== Goal ==
Read the material below. Count the lines containing "لفائدة" and give that count alone.
***** Entries supplied
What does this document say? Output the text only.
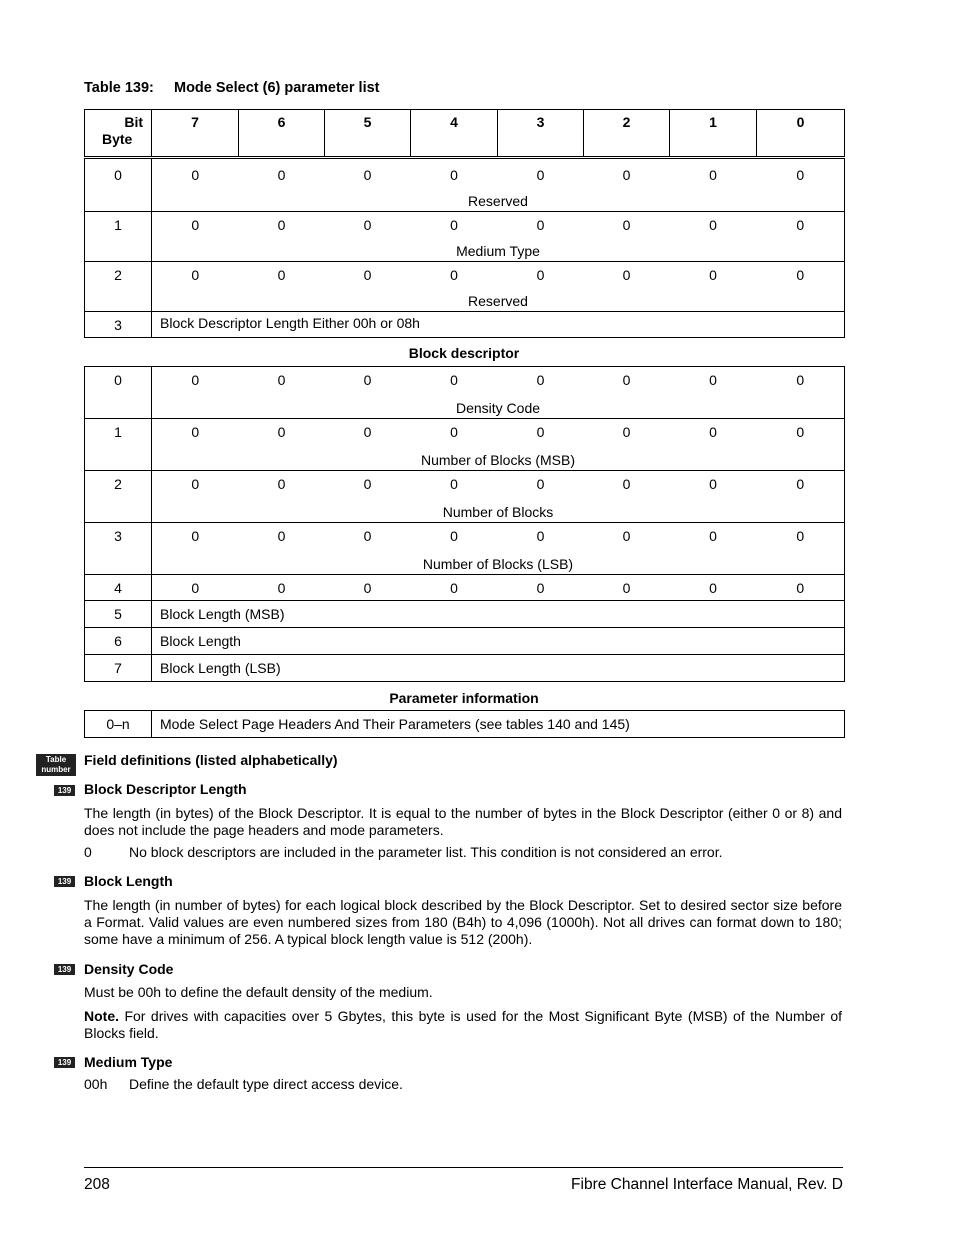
Table 139: Mode Select (6) parameter list
Bit
Byte	7	6	5	4	3	2	1	0
0	0	0	0	0	0	0	0	0
	Reserved							
1	0	0	0	0	0	0	0	0
	Medium Type							
2	0	0	0	0	0	0	0	0
	Reserved							
3	Block Descriptor Length Either 00h or 08h							
Block descriptor
0	0	0	0	0	0	0	0	0
	Density Code							
1	0	0	0	0	0	0	0	0
	Number of Blocks (MSB)							
2	0	0	0	0	0	0	0	0
	Number of Blocks							
3	0	0	0	0	0	0	0	0
	Number of Blocks (LSB)							
4	0	0	0	0	0	0	0	0
5	Block Length (MSB)							
6	Block Length							
7	Block Length (LSB)							
Parameter information
0–n	Mode Select Page Headers And Their Parameters (see tables 140 and 145)
Table
number
Field definitions (listed alphabetically)
139 Block Descriptor Length
The length (in bytes) of the Block Descriptor. It is equal to the number of bytes in the Block Descriptor (either 0 or 8) and does not include the page headers and mode parameters.
0	No block descriptors are included in the parameter list. This condition is not considered an error.
139 Block Length
The length (in number of bytes) for each logical block described by the Block Descriptor. Set to desired sector size before a Format. Valid values are even numbered sizes from 180 (B4h) to 4,096 (1000h). Not all drives can format down to 180; some have a minimum of 256. A typical block length value is 512 (200h).
139 Density Code
Must be 00h to define the default density of the medium.
Note. For drives with capacities over 5 Gbytes, this byte is used for the Most Significant Byte (MSB) of the Number of Blocks field.
139 Medium Type
00h Define the default type direct access device.
208	Fibre Channel Interface Manual, Rev. D
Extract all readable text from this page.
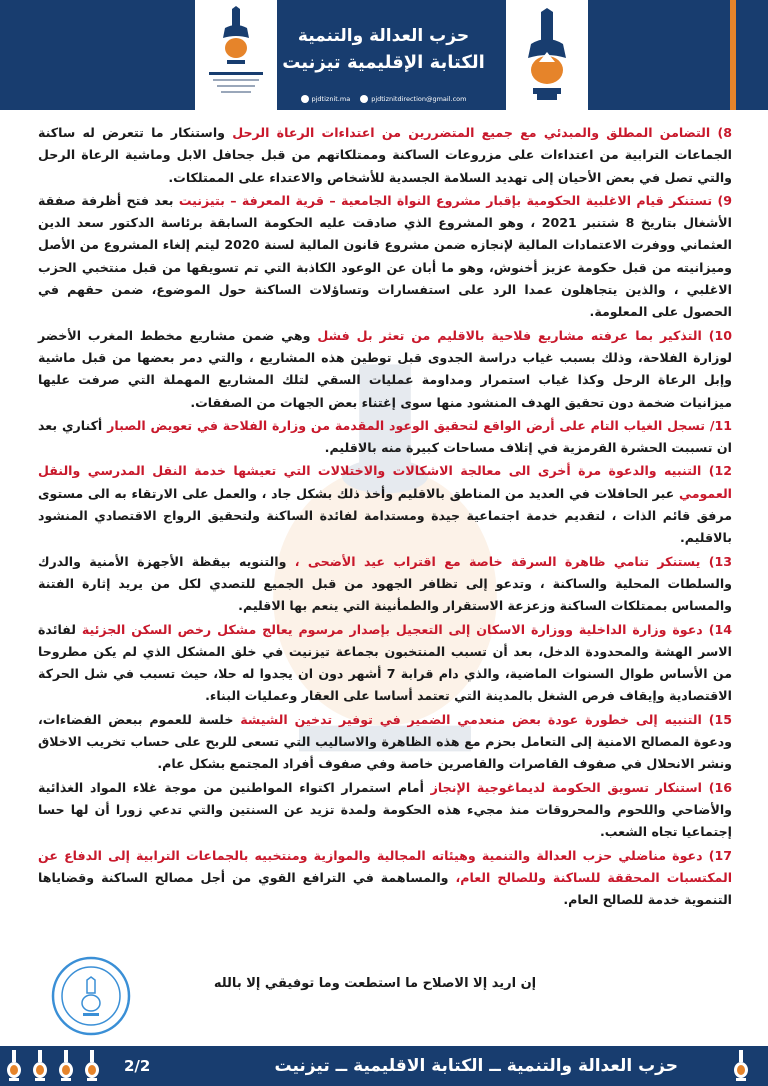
حزب العدالة والتنمية
الكتابة الإقليمية تيزنيت
pjdtiznit.ma	pjdtiznitdirection@gmail.com

8) التضامن المطلق والمبدئي مع جميع المتضررين من اعتداءات الرعاة الرحل واستنكار ما تتعرض له ساكنة الجماعات الترابية من اعتداءات على مزروعات الساكنة وممتلكاتهم من قبل جحافل الابل وماشية الرعاة الرحل والتي تصل في بعض الأحيان إلى تهديد السلامة الجسدية للأشخاص والاعتداء على الممتلكات.

9) تستنكر قيام الاغلبية الحكومية بإقبار مشروع النواة الجامعية – قرية المعرفة – بتيزنيت بعد فتح أظرفة صفقة الأشغال بتاريخ 8 شتنبر 2021 ، وهو المشروع الذي صادقت عليه الحكومة السابقة برئاسة الدكتور سعد الدين العثماني ووفرت الاعتمادات المالية لإنجازه ضمن مشروع قانون المالية لسنة 2020 ليتم إلغاء المشروع من الأصل وميزانيته من قبل حكومة عزيز أخنوش، وهو ما أبان عن الوعود الكاذبة التي تم تسويقها من قبل منتخبي الحزب الاغلبي ، والذين يتجاهلون عمدا الرد على استفسارات وتساؤلات الساكنة حول الموضوع، ضمن حقهم في الحصول على المعلومة.

10) التذكير بما عرفته مشاريع فلاحية بالاقليم من تعثر بل فشل وهي ضمن مشاريع مخطط المغرب الأخضر لوزارة الفلاحة، وذلك بسبب غياب دراسة الجدوى قبل توطين هذه المشاريع ، والتي دمر بعضها من قبل ماشية وإبل الرعاة الرحل وكذا غياب استمرار ومداومة عمليات السقي لتلك المشاريع المهملة التي صرفت عليها ميزانيات ضخمة دون تحقيق الهدف المنشود منها سوى إغتناء بعض الجهات من الصفقات.

11/ تسجل الغياب التام على أرض الواقع لتحقيق الوعود المقدمة من وزارة الفلاحة في تعويض الصبار أكناري بعد ان تسببت الحشرة القرمزية في إتلاف مساحات كبيرة منه بالاقليم.

12) التنبيه والدعوة مرة أخرى الى معالجة الاشكالات والاختلالات التي تعيشها خدمة النقل المدرسي والنقل العمومي عبر الحافلات في العديد من المناطق بالاقليم وأخذ ذلك بشكل جاد ، والعمل على الارتقاء به الى مستوى مرفق قائم الذات ، لتقديم خدمة اجتماعية جيدة ومستدامة لفائدة الساكنة ولتحقيق الرواج الاقتصادي المنشود بالاقليم.

13) يستنكر تنامي ظاهرة السرقة خاصة مع اقتراب عيد الأضحى ، والتنويه بيقظة الأجهزة الأمنية والدرك والسلطات المحلية والساكنة ، وتدعو إلى تظافر الجهود من قبل الجميع للتصدي لكل من يريد إثارة الفتنة والمساس بممتلكات الساكنة وزعزعة الاستقرار والطمأنينة التي ينعم بها الاقليم.

14) دعوة وزارة الداخلية ووزارة الاسكان إلى التعجيل بإصدار مرسوم يعالج مشكل رخص السكن الجزئية لفائدة الاسر الهشة والمحدودة الدخل، بعد أن تسبب المنتخبون بجماعة تيزنيت في خلق المشكل الذي لم يكن مطروحا من الأساس طوال السنوات الماضية، والذي دام قرابة 7 أشهر دون ان يجدوا له حلا، حيث تسبب في شل الحركة الاقتصادية وإيقاف فرص الشغل بالمدينة التي تعتمد أساسا على العقار وعمليات البناء.

15) التنبيه إلى خطورة عودة بعض منعدمي الضمير في توفير تدخين الشيشة خلسة للعموم ببعض الفضاءات، ودعوة المصالح الامنية إلى التعامل بحزم مع هذه الظاهرة والاساليب التي تسعى للربح على حساب تخريب الاخلاق ونشر الانحلال في صفوف القاصرات والقاصرين خاصة وفي صفوف أفراد المجتمع بشكل عام.

16) استنكار تسويق الحكومة لديماغوجية الإنجاز أمام استمرار اكتواء المواطنين من موجة غلاء المواد الغذائية والأضاحي واللحوم والمحروقات منذ مجيء هذه الحكومة ولمدة تزيد عن السنتين والتي تدعي زورا أن لها حسا إجتماعيا تجاه الشعب.

17) دعوة مناضلي حزب العدالة والتنمية وهيئاته المجالية والموازية ومنتخبيه بالجماعات الترابية إلى الدفاع عن المكتسبات المحققة للساكنة وللصالح العام، والمساهمة في الترافع القوي من أجل مصالح الساكنة وقضاياها التنموية خدمة للصالح العام.

إن اريد إلا الاصلاح ما استطعت وما توفيقي إلا بالله
حزب العدالة والتنمية ــ الكتابة الاقليمية ــ تيزنيت
2/2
**********
== Answer in full ==
2